===== MATERIAL FOR THIS TASK

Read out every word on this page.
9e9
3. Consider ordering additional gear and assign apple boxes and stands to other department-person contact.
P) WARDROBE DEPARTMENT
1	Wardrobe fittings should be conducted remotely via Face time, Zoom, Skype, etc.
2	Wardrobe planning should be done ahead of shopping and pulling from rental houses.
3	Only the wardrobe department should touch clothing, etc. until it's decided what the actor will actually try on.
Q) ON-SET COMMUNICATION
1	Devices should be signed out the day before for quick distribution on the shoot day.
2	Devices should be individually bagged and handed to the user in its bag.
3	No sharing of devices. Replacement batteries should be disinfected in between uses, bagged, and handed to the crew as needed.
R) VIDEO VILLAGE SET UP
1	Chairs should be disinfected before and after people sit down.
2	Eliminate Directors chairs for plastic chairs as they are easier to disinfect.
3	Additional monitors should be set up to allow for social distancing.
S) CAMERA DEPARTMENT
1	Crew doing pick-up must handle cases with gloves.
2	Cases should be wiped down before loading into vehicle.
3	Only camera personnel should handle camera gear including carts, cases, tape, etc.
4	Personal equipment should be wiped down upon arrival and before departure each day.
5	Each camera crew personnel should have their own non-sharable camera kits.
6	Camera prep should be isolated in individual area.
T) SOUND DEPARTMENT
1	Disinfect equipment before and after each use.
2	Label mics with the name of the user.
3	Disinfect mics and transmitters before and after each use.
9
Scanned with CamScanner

==========

Recite the full listing above exactly.

Read out every word on this page.
9e9
3. Consider ordering additional gear and assign apple boxes and stands to other department-person contact.
P) WARDROBE DEPARTMENT
1	Wardrobe fittings should be conducted remotely via Face time, Zoom, Skype, etc.
2	Wardrobe planning should be done ahead of shopping and pulling from rental houses.
3	Only the wardrobe department should touch clothing, etc. until it's decided what the actor will actually try on.
Q) ON-SET COMMUNICATION
1	Devices should be signed out the day before for quick distribution on the shoot day.
2	Devices should be individually bagged and handed to the user in its bag.
3	No sharing of devices. Replacement batteries should be disinfected in between uses, bagged, and handed to the crew as needed.
R) VIDEO VILLAGE SET UP
1	Chairs should be disinfected before and after people sit down.
2	Eliminate Directors chairs for plastic chairs as they are easier to disinfect.
3	Additional monitors should be set up to allow for social distancing.
S) CAMERA DEPARTMENT
1	Crew doing pick-up must handle cases with gloves.
2	Cases should be wiped down before loading into vehicle.
3	Only camera personnel should handle camera gear including carts, cases, tape, etc.
4	Personal equipment should be wiped down upon arrival and before departure each day.
5	Each camera crew personnel should have their own non-sharable camera kits.
6	Camera prep should be isolated in individual area.
T) SOUND DEPARTMENT
1	Disinfect equipment before and after each use.
2	Label mics with the name of the user.
3	Disinfect mics and transmitters before and after each use.
9
Scanned with CamScanner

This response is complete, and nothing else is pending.